What you have to do: Reproduce verbatim the rows that begin with the line containing "- section-static-front-page[interactable]: Static" and end with the line containing "- section-label: MailChimp: [20, 559, 86, 574]", including both of those lines.

•••

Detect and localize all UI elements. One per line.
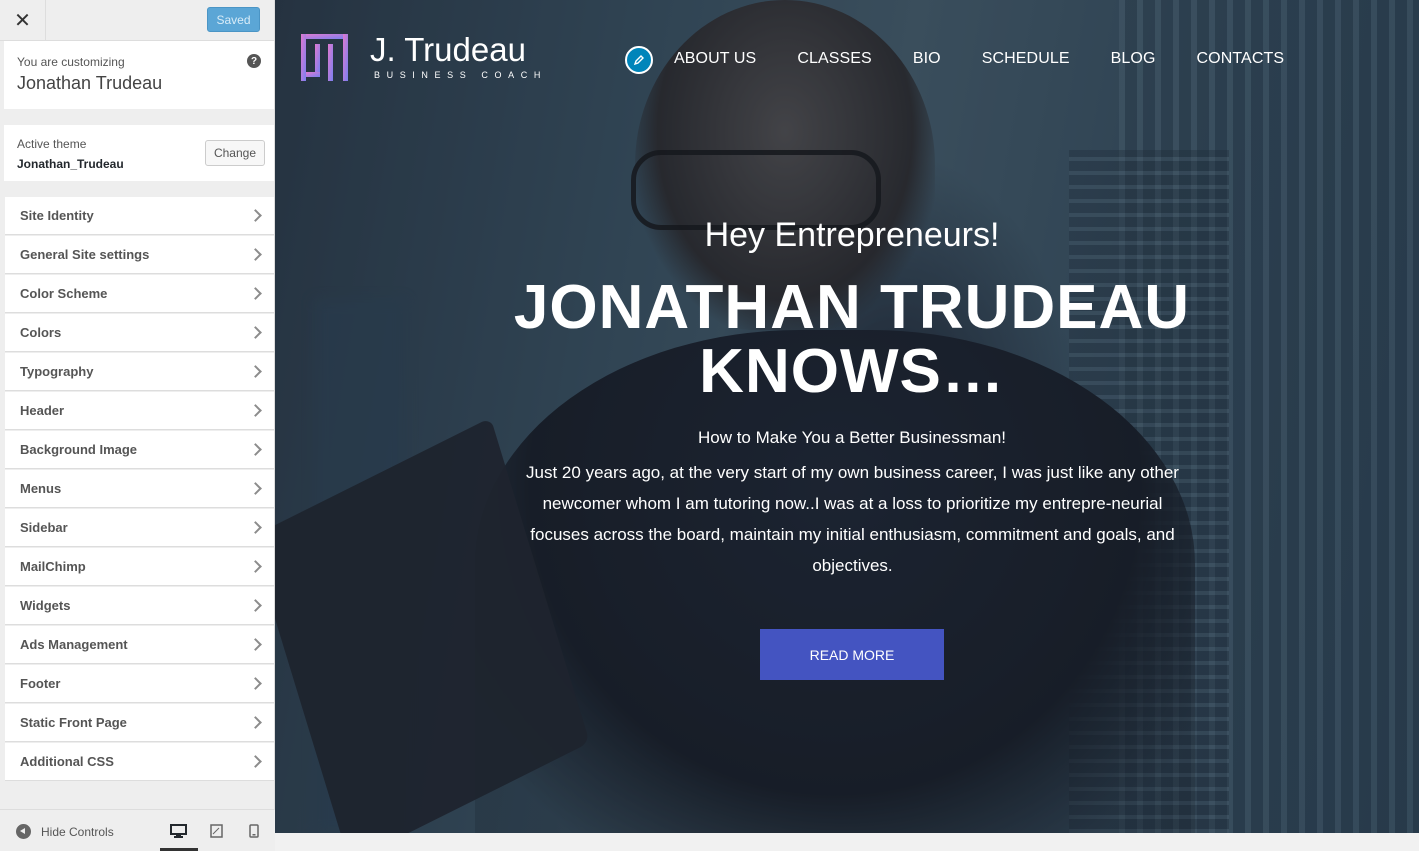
- section-static-front-page[interactable]: Static Front Page: [5, 704, 274, 742]
- section-label: Typography: [20, 364, 94, 379]
- section-site-identity[interactable]: Site Identity: [5, 197, 274, 235]
- section-sidebar[interactable]: Sidebar: [5, 509, 274, 547]
- chevron-right-icon: [249, 248, 262, 261]
- hero-title: JONATHAN TRUDEAU KNOWS…: [275, 276, 1419, 404]
- nav-about-us[interactable]: ABOUT US: [674, 50, 756, 68]
- site-name: Jonathan Trudeau: [17, 73, 163, 93]
- chevron-right-icon: [249, 404, 262, 417]
- section-label: MailChimp: [20, 559, 86, 574]
- section-label: Background Image: [20, 442, 138, 457]
- section-menus[interactable]: Menus: [5, 470, 274, 508]
- nav-blog[interactable]: BLOG: [1111, 50, 1156, 68]
- section-header[interactable]: Header: [5, 392, 274, 430]
- section-label: Colors: [20, 325, 62, 340]
- section-label: Menus: [20, 481, 62, 496]
- hero-paragraph: Just 20 years ago, at the very start of …: [526, 463, 1179, 575]
- main-navigation: ABOUT US CLASSES BIO SCHEDULE BLOG CONTA…: [625, 44, 1325, 74]
- nav-bio[interactable]: BIO: [913, 50, 941, 68]
- logo-name: J. Trudeau: [370, 31, 526, 68]
- change-theme-button[interactable]: Change: [205, 140, 265, 166]
- hero-title-line1: JONATHAN TRUDEAU: [513, 273, 1191, 342]
- customizer-header: ✕ Saved: [0, 0, 274, 41]
- section-colors[interactable]: Colors: [5, 314, 274, 352]
- chevron-right-icon: [249, 716, 262, 729]
- hide-controls-button[interactable]: Hide Controls: [16, 824, 114, 839]
- customizing-label: You are customizing: [17, 55, 125, 69]
- close-icon[interactable]: ✕: [0, 0, 46, 40]
- section-mailchimp[interactable]: MailChimp: [5, 548, 274, 586]
- section-label: Widgets: [20, 598, 71, 613]
- customizing-info: You are customizing Jonathan Trudeau ?: [4, 41, 274, 109]
- section-label: Site Identity: [20, 208, 94, 223]
- section-ads-management[interactable]: Ads Management: [5, 626, 274, 664]
- site-preview: J. Trudeau BUSINESS COACH ABOUT US CLASS…: [275, 0, 1419, 833]
- section-widgets[interactable]: Widgets: [5, 587, 274, 625]
- saved-button[interactable]: Saved: [207, 7, 260, 32]
- hero-subtitle: How to Make You a Better Businessman!: [697, 428, 1007, 447]
- nav-schedule[interactable]: SCHEDULE: [982, 50, 1070, 68]
- chevron-right-icon: [249, 482, 262, 495]
- nav-classes[interactable]: CLASSES: [797, 50, 872, 68]
- section-label: Color Scheme: [20, 286, 108, 301]
- section-background-image[interactable]: Background Image: [5, 431, 274, 469]
- chevron-right-icon: [249, 560, 262, 573]
- help-icon[interactable]: ?: [247, 54, 261, 68]
- hide-controls-label: Hide Controls: [41, 824, 114, 839]
- edit-pencil-icon[interactable]: [625, 46, 653, 74]
- preview-bottom-strip: [275, 833, 1419, 851]
- section-footer[interactable]: Footer: [5, 665, 274, 703]
- tablet-icon[interactable]: [210, 824, 223, 838]
- read-more-button[interactable]: READ MORE: [760, 629, 944, 680]
- desktop-icon[interactable]: [170, 824, 187, 838]
- section-label: General Site settings: [20, 247, 150, 262]
- section-general-site-settings[interactable]: General Site settings: [5, 236, 274, 274]
- collapse-arrow-icon: [16, 824, 31, 839]
- chevron-right-icon: [249, 365, 262, 378]
- customizer-sidebar: ✕ Saved You are customizing Jonathan Tru…: [0, 0, 275, 851]
- section-label: Ads Management: [20, 637, 128, 652]
- nav-contacts[interactable]: CONTACTS: [1197, 50, 1285, 68]
- chevron-right-icon: [249, 599, 262, 612]
- section-color-scheme[interactable]: Color Scheme: [5, 275, 274, 313]
- hero-overlay: [275, 0, 1419, 833]
- chevron-right-icon: [249, 521, 262, 534]
- chevron-right-icon: [249, 287, 262, 300]
- section-additional-css[interactable]: Additional CSS: [5, 743, 274, 781]
- customizer-footer: Hide Controls: [0, 809, 275, 851]
- section-label: Sidebar: [20, 520, 68, 535]
- site-logo[interactable]: J. Trudeau BUSINESS COACH: [301, 31, 547, 81]
- section-typography[interactable]: Typography: [5, 353, 274, 391]
- active-theme-panel: Active theme Jonathan_Trudeau Change: [4, 125, 274, 181]
- logo-subtitle: BUSINESS COACH: [374, 70, 547, 80]
- chevron-right-icon: [249, 677, 262, 690]
- chevron-right-icon: [249, 638, 262, 651]
- chevron-right-icon: [249, 755, 262, 768]
- chevron-right-icon: [249, 443, 262, 456]
- chevron-right-icon: [249, 326, 262, 339]
- section-list: Site Identity General Site settings Colo…: [5, 197, 274, 782]
- logo-mark-icon: [301, 34, 348, 81]
- section-label: Additional CSS: [20, 754, 114, 769]
- section-label: Header: [20, 403, 65, 418]
- chevron-right-icon: [249, 209, 262, 222]
- mobile-icon[interactable]: [249, 824, 259, 838]
- section-label: Footer: [20, 676, 61, 691]
- hero-greeting: Hey Entrepreneurs!: [704, 216, 1000, 254]
- hero-title-line2: KNOWS…: [699, 337, 1005, 406]
- section-label: Static Front Page: [20, 715, 127, 730]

•••

Response to the exercise:
- section-static-front-page[interactable]: Static Front Page: [5, 704, 274, 742]
- section-label: Typography: [20, 364, 94, 379]
- section-site-identity[interactable]: Site Identity: [5, 197, 274, 235]
- section-sidebar[interactable]: Sidebar: [5, 509, 274, 547]
- chevron-right-icon: [249, 248, 262, 261]
- hero-title: JONATHAN TRUDEAU KNOWS…: [275, 276, 1419, 404]
- nav-about-us[interactable]: ABOUT US: [674, 50, 756, 68]
- site-name: Jonathan Trudeau: [17, 73, 163, 93]
- chevron-right-icon: [249, 404, 262, 417]
- section-label: MailChimp: [20, 559, 86, 574]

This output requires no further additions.